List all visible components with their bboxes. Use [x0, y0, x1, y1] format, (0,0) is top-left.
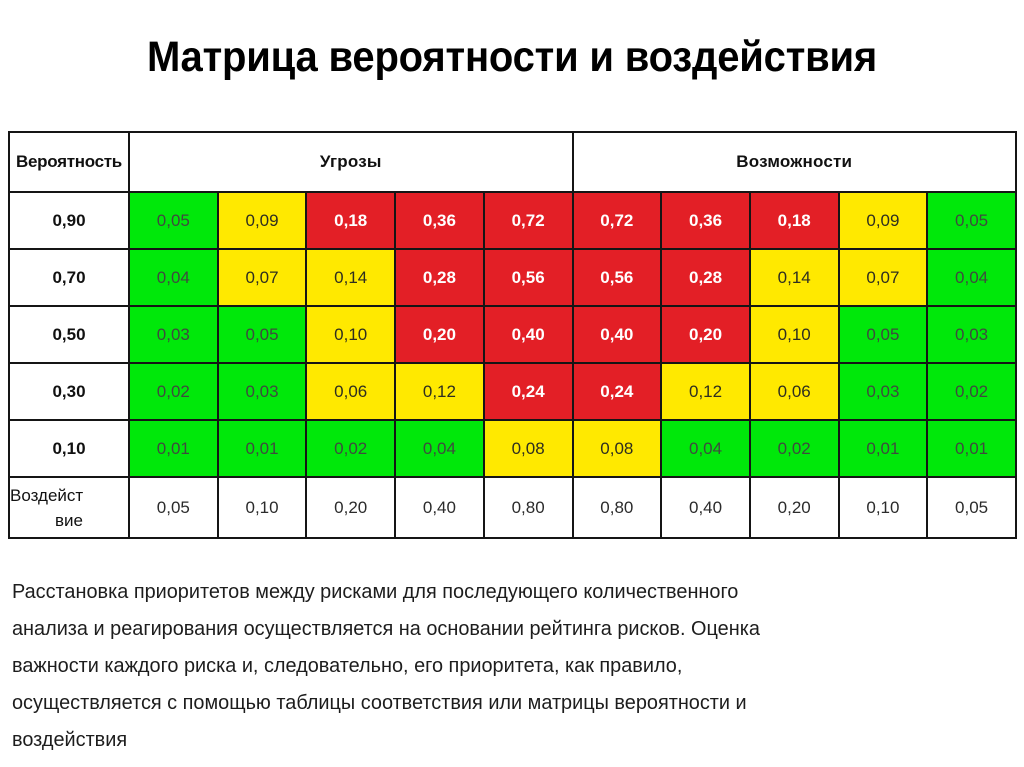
matrix-header-row: Вероятность Угрозы Возможности	[8, 131, 1017, 193]
matrix-cell[interactable]: 0,01	[216, 419, 308, 478]
impact-cell[interactable]: 0,20	[748, 476, 840, 539]
matrix-cell[interactable]: 0,09	[216, 191, 308, 250]
matrix-cell[interactable]: 0,03	[926, 305, 1017, 364]
impact-cell[interactable]: 0,10	[216, 476, 308, 539]
matrix-body: 0,90 0,05 0,09 0,18 0,36 0,72 0,72 0,36 …	[8, 191, 1017, 539]
matrix-cell[interactable]: 0,04	[926, 248, 1017, 307]
matrix-cell[interactable]: 0,05	[926, 191, 1017, 250]
probability-label: 0,30	[8, 362, 130, 421]
matrix-cell[interactable]: 0,12	[394, 362, 485, 421]
table-row: 0,90 0,05 0,09 0,18 0,36 0,72 0,72 0,36 …	[8, 191, 1017, 250]
table-row: 0,50 0,03 0,05 0,10 0,20 0,40 0,40 0,20 …	[8, 305, 1017, 364]
matrix-cell[interactable]: 0,18	[748, 191, 840, 250]
matrix-cell[interactable]: 0,04	[394, 419, 485, 478]
impact-row: Воздейст вие 0,05 0,10 0,20 0,40 0,80 0,…	[8, 476, 1017, 539]
matrix-cell[interactable]: 0,03	[837, 362, 929, 421]
matrix-cell[interactable]: 0,07	[837, 248, 929, 307]
impact-label-line2: вие	[55, 510, 83, 530]
description-paragraph: Расстановка приоритетов между рисками дл…	[12, 573, 963, 758]
impact-label: Воздейст вие	[8, 476, 130, 539]
matrix-cell[interactable]: 0,10	[305, 305, 397, 364]
matrix-cell[interactable]: 0,02	[305, 419, 397, 478]
matrix-cell[interactable]: 0,40	[482, 305, 574, 364]
matrix-cell[interactable]: 0,03	[128, 305, 219, 364]
description-line: осуществляется с помощью таблицы соответ…	[12, 691, 747, 714]
probability-label: 0,50	[8, 305, 130, 364]
matrix-table: Вероятность Угрозы Возможности 0,90 0,05…	[8, 131, 1017, 539]
impact-cell[interactable]: 0,80	[571, 476, 663, 539]
matrix-cell[interactable]: 0,20	[394, 305, 485, 364]
matrix-cell[interactable]: 0,09	[837, 191, 929, 250]
matrix-cell[interactable]: 0,36	[394, 191, 485, 250]
matrix-cell[interactable]: 0,01	[926, 419, 1017, 478]
matrix-cell[interactable]: 0,06	[305, 362, 397, 421]
matrix-cell[interactable]: 0,56	[571, 248, 663, 307]
header-group-opportunities: Возможности	[571, 131, 1017, 193]
matrix-cell[interactable]: 0,01	[128, 419, 219, 478]
impact-cell[interactable]: 0,10	[837, 476, 929, 539]
impact-label-line1: Воздейст	[10, 485, 84, 505]
matrix-cell[interactable]: 0,05	[128, 191, 219, 250]
matrix-cell[interactable]: 0,18	[305, 191, 397, 250]
description-line: Расстановка приоритетов между рисками дл…	[12, 580, 739, 603]
impact-cell[interactable]: 0,05	[926, 476, 1017, 539]
matrix-cell[interactable]: 0,02	[748, 419, 840, 478]
probability-impact-matrix: Вероятность Угрозы Возможности 0,90 0,05…	[8, 131, 1017, 539]
matrix-cell[interactable]: 0,24	[571, 362, 663, 421]
header-probability: Вероятность	[8, 131, 130, 193]
impact-cell[interactable]: 0,20	[305, 476, 397, 539]
matrix-cell[interactable]: 0,56	[482, 248, 574, 307]
matrix-cell[interactable]: 0,36	[660, 191, 751, 250]
table-row: 0,10 0,01 0,01 0,02 0,04 0,08 0,08 0,04 …	[8, 419, 1017, 478]
matrix-cell[interactable]: 0,08	[571, 419, 663, 478]
matrix-head: Вероятность Угрозы Возможности	[8, 131, 1017, 193]
page-title: Матрица вероятности и воздействия	[146, 33, 878, 81]
matrix-cell[interactable]: 0,03	[216, 362, 308, 421]
probability-label: 0,90	[8, 191, 130, 250]
matrix-cell[interactable]: 0,07	[216, 248, 308, 307]
matrix-cell[interactable]: 0,05	[216, 305, 308, 364]
probability-label: 0,70	[8, 248, 130, 307]
matrix-cell[interactable]: 0,10	[748, 305, 840, 364]
description-line: анализа и реагирования осуществляется на…	[12, 617, 760, 640]
matrix-cell[interactable]: 0,05	[837, 305, 929, 364]
matrix-cell[interactable]: 0,40	[571, 305, 663, 364]
table-row: 0,70 0,04 0,07 0,14 0,28 0,56 0,56 0,28 …	[8, 248, 1017, 307]
matrix-cell[interactable]: 0,28	[394, 248, 485, 307]
matrix-cell[interactable]: 0,04	[660, 419, 751, 478]
description-line: воздействия	[12, 728, 128, 751]
table-row: 0,30 0,02 0,03 0,06 0,12 0,24 0,24 0,12 …	[8, 362, 1017, 421]
header-group-threats: Угрозы	[128, 131, 574, 193]
impact-cell[interactable]: 0,40	[660, 476, 751, 539]
matrix-cell[interactable]: 0,12	[660, 362, 751, 421]
matrix-cell[interactable]: 0,08	[482, 419, 574, 478]
matrix-cell[interactable]: 0,72	[482, 191, 574, 250]
matrix-cell[interactable]: 0,14	[748, 248, 840, 307]
matrix-cell[interactable]: 0,02	[128, 362, 219, 421]
matrix-cell[interactable]: 0,02	[926, 362, 1017, 421]
matrix-cell[interactable]: 0,01	[837, 419, 929, 478]
description-line: важности каждого риска и, следовательно,…	[12, 654, 683, 677]
matrix-cell[interactable]: 0,72	[571, 191, 663, 250]
impact-cell[interactable]: 0,40	[394, 476, 485, 539]
matrix-cell[interactable]: 0,28	[660, 248, 751, 307]
impact-cell[interactable]: 0,80	[482, 476, 574, 539]
impact-cell[interactable]: 0,05	[128, 476, 219, 539]
matrix-cell[interactable]: 0,14	[305, 248, 397, 307]
probability-label: 0,10	[8, 419, 130, 478]
matrix-cell[interactable]: 0,20	[660, 305, 751, 364]
matrix-cell[interactable]: 0,24	[482, 362, 574, 421]
matrix-cell[interactable]: 0,06	[748, 362, 840, 421]
matrix-cell[interactable]: 0,04	[128, 248, 219, 307]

Your task —
Set down the whole listing above word for word, leaving out any picture.

Expected output —
List all visible components with their bboxes. Use [x0, y0, x1, y1] format, (0,0) is top-left.
matrix-header-row: Вероятность Угрозы Возможности	[8, 131, 1017, 193]
matrix-cell[interactable]: 0,01	[216, 419, 308, 478]
impact-cell[interactable]: 0,20	[748, 476, 840, 539]
matrix-cell[interactable]: 0,09	[216, 191, 308, 250]
matrix-cell[interactable]: 0,03	[926, 305, 1017, 364]
impact-cell[interactable]: 0,10	[216, 476, 308, 539]
matrix-body: 0,90 0,05 0,09 0,18 0,36 0,72 0,72 0,36 …	[8, 191, 1017, 539]
matrix-cell[interactable]: 0,04	[926, 248, 1017, 307]
matrix-cell[interactable]: 0,05	[926, 191, 1017, 250]
probability-label: 0,30	[8, 362, 130, 421]
matrix-cell[interactable]: 0,12	[394, 362, 485, 421]
table-row: 0,90 0,05 0,09 0,18 0,36 0,72 0,72 0,36 …	[8, 191, 1017, 250]
table-row: 0,50 0,03 0,05 0,10 0,20 0,40 0,40 0,20 …	[8, 305, 1017, 364]
matrix-cell[interactable]: 0,18	[748, 191, 840, 250]
matrix-cell[interactable]: 0,04	[394, 419, 485, 478]
impact-row: Воздейст вие 0,05 0,10 0,20 0,40 0,80 0,…	[8, 476, 1017, 539]
matrix-cell[interactable]: 0,03	[837, 362, 929, 421]
matrix-cell[interactable]: 0,07	[837, 248, 929, 307]
impact-label-line2: вие	[55, 510, 83, 530]
description-paragraph: Расстановка приоритетов между рисками дл…	[12, 573, 963, 758]
impact-label: Воздейст вие	[8, 476, 130, 539]
matrix-cell[interactable]: 0,10	[305, 305, 397, 364]
matrix-cell[interactable]: 0,02	[305, 419, 397, 478]
matrix-cell[interactable]: 0,40	[482, 305, 574, 364]
matrix-cell[interactable]: 0,03	[128, 305, 219, 364]
description-line: осуществляется с помощью таблицы соответ…	[12, 691, 747, 714]
probability-label: 0,50	[8, 305, 130, 364]
matrix-table: Вероятность Угрозы Возможности 0,90 0,05…	[8, 131, 1017, 539]
impact-cell[interactable]: 0,80	[571, 476, 663, 539]
matrix-cell[interactable]: 0,20	[394, 305, 485, 364]
matrix-cell[interactable]: 0,09	[837, 191, 929, 250]
matrix-cell[interactable]: 0,36	[394, 191, 485, 250]
matrix-cell[interactable]: 0,01	[926, 419, 1017, 478]
matrix-cell[interactable]: 0,06	[305, 362, 397, 421]
matrix-cell[interactable]: 0,56	[571, 248, 663, 307]
header-group-opportunities: Возможности	[571, 131, 1017, 193]
matrix-cell[interactable]: 0,01	[128, 419, 219, 478]
impact-cell[interactable]: 0,10	[837, 476, 929, 539]
impact-label-line1: Воздейст	[10, 485, 84, 505]
matrix-cell[interactable]: 0,05	[128, 191, 219, 250]
matrix-cell[interactable]: 0,18	[305, 191, 397, 250]
description-line: Расстановка приоритетов между рисками дл…	[12, 580, 739, 603]
impact-cell[interactable]: 0,05	[926, 476, 1017, 539]
matrix-cell[interactable]: 0,02	[748, 419, 840, 478]
probability-impact-matrix: Вероятность Угрозы Возможности 0,90 0,05…	[8, 131, 1017, 539]
matrix-cell[interactable]: 0,24	[571, 362, 663, 421]
header-probability: Вероятность	[8, 131, 130, 193]
impact-cell[interactable]: 0,20	[305, 476, 397, 539]
matrix-cell[interactable]: 0,56	[482, 248, 574, 307]
matrix-cell[interactable]: 0,36	[660, 191, 751, 250]
table-row: 0,10 0,01 0,01 0,02 0,04 0,08 0,08 0,04 …	[8, 419, 1017, 478]
matrix-cell[interactable]: 0,08	[571, 419, 663, 478]
matrix-head: Вероятность Угрозы Возможности	[8, 131, 1017, 193]
page-title: Матрица вероятности и воздействия	[146, 33, 878, 81]
matrix-cell[interactable]: 0,03	[216, 362, 308, 421]
probability-label: 0,90	[8, 191, 130, 250]
matrix-cell[interactable]: 0,07	[216, 248, 308, 307]
matrix-cell[interactable]: 0,05	[216, 305, 308, 364]
probability-label: 0,70	[8, 248, 130, 307]
matrix-cell[interactable]: 0,10	[748, 305, 840, 364]
description-line: анализа и реагирования осуществляется на…	[12, 617, 760, 640]
matrix-cell[interactable]: 0,05	[837, 305, 929, 364]
matrix-cell[interactable]: 0,40	[571, 305, 663, 364]
table-row: 0,70 0,04 0,07 0,14 0,28 0,56 0,56 0,28 …	[8, 248, 1017, 307]
matrix-cell[interactable]: 0,28	[394, 248, 485, 307]
matrix-cell[interactable]: 0,04	[660, 419, 751, 478]
description-line: воздействия	[12, 728, 128, 751]
table-row: 0,30 0,02 0,03 0,06 0,12 0,24 0,24 0,12 …	[8, 362, 1017, 421]
header-group-threats: Угрозы	[128, 131, 574, 193]
impact-cell[interactable]: 0,40	[660, 476, 751, 539]
matrix-cell[interactable]: 0,12	[660, 362, 751, 421]
matrix-cell[interactable]: 0,08	[482, 419, 574, 478]
matrix-cell[interactable]: 0,72	[482, 191, 574, 250]
matrix-cell[interactable]: 0,14	[748, 248, 840, 307]
matrix-cell[interactable]: 0,02	[128, 362, 219, 421]
matrix-cell[interactable]: 0,02	[926, 362, 1017, 421]
matrix-cell[interactable]: 0,01	[837, 419, 929, 478]
description-line: важности каждого риска и, следовательно,…	[12, 654, 683, 677]
matrix-cell[interactable]: 0,72	[571, 191, 663, 250]
impact-cell[interactable]: 0,40	[394, 476, 485, 539]
matrix-cell[interactable]: 0,28	[660, 248, 751, 307]
impact-cell[interactable]: 0,80	[482, 476, 574, 539]
impact-cell[interactable]: 0,05	[128, 476, 219, 539]
matrix-cell[interactable]: 0,14	[305, 248, 397, 307]
probability-label: 0,10	[8, 419, 130, 478]
matrix-cell[interactable]: 0,20	[660, 305, 751, 364]
matrix-cell[interactable]: 0,24	[482, 362, 574, 421]
matrix-cell[interactable]: 0,06	[748, 362, 840, 421]
matrix-cell[interactable]: 0,04	[128, 248, 219, 307]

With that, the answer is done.